__The request__. Which lines contain the word "JSON"? Return each of them as written.

__Listing__.
┄┄┄┄┄┄┄┄┄┄┄┄┄┄┄┄┄┄┄┄
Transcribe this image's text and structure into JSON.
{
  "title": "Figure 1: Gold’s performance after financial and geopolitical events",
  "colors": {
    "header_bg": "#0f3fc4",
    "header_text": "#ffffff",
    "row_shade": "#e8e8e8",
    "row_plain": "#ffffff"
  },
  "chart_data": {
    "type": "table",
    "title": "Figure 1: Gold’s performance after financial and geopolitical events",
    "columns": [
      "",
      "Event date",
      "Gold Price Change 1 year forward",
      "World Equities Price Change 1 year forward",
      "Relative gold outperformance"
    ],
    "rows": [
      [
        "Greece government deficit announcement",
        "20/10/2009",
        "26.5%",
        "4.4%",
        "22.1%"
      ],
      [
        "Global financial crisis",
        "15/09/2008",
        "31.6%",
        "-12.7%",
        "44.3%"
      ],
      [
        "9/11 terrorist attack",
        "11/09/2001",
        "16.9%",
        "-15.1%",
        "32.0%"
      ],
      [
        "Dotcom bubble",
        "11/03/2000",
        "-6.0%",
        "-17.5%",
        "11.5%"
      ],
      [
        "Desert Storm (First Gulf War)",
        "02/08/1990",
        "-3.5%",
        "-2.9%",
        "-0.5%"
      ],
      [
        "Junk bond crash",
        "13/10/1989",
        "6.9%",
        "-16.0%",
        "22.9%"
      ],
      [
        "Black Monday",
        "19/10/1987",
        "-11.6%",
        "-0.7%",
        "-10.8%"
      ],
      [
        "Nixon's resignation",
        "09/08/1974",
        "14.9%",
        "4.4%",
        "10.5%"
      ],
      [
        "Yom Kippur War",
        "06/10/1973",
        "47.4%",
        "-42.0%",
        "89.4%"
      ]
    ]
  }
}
┄┄┄┄┄┄┄┄┄┄┄┄┄┄┄┄┄┄┄┄
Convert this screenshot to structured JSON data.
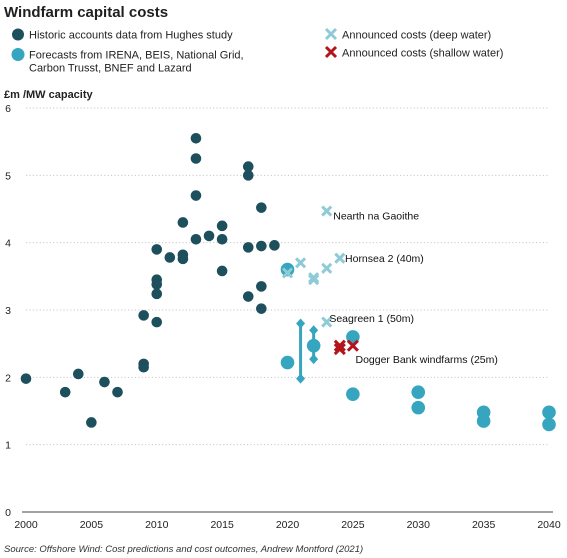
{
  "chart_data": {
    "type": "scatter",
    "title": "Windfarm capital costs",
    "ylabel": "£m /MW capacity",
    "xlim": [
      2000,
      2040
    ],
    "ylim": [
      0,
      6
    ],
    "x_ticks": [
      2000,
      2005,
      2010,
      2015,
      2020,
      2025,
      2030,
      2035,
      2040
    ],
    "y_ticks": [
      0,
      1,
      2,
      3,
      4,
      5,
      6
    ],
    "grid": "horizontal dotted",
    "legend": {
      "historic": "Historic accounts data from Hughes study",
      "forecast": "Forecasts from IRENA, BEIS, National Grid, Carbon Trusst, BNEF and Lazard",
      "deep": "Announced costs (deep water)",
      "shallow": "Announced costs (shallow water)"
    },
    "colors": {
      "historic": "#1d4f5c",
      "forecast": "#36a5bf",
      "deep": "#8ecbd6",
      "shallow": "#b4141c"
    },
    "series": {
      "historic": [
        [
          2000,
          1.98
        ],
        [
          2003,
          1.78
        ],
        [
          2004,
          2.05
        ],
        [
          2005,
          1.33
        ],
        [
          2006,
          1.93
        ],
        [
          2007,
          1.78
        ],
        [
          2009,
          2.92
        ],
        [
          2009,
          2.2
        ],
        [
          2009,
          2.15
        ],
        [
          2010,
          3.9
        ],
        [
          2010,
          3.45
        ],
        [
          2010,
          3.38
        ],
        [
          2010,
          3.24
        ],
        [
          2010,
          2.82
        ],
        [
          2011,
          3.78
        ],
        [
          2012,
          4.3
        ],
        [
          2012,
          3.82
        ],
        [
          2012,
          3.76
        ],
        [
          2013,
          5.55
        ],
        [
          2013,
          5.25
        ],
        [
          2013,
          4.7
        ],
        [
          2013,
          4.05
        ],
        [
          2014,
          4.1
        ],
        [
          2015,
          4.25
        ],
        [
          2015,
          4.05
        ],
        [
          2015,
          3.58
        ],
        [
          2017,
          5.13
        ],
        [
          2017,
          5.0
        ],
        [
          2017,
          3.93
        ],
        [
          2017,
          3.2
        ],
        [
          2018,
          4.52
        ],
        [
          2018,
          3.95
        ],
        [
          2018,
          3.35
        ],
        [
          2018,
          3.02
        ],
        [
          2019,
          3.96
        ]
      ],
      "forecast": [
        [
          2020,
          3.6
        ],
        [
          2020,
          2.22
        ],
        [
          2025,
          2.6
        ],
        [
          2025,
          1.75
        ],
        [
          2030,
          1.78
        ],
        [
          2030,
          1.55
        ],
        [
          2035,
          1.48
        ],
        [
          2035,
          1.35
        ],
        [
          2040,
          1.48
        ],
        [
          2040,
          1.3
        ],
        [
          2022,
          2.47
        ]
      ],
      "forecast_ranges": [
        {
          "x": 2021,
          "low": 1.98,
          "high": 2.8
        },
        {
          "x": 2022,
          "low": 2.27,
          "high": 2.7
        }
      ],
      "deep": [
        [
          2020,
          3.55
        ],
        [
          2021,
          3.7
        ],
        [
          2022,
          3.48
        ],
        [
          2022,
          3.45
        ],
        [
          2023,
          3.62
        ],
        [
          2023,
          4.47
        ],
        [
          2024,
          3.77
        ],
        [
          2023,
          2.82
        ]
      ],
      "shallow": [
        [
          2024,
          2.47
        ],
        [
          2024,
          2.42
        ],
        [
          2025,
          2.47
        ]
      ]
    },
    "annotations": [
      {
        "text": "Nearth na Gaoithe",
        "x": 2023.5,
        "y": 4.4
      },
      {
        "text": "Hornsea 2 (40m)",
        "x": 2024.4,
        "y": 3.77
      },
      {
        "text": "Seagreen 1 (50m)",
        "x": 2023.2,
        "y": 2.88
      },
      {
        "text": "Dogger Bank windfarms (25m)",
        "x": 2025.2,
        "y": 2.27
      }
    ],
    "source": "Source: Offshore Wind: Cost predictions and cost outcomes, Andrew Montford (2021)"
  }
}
┄┄┄┄┄┄┄┄┄┄┄┄┄┄┄┄┄┄┄┄
__Correct output__.
Transcribe this image's text and structure into JSON.
Convert this screenshot to structured JSON data.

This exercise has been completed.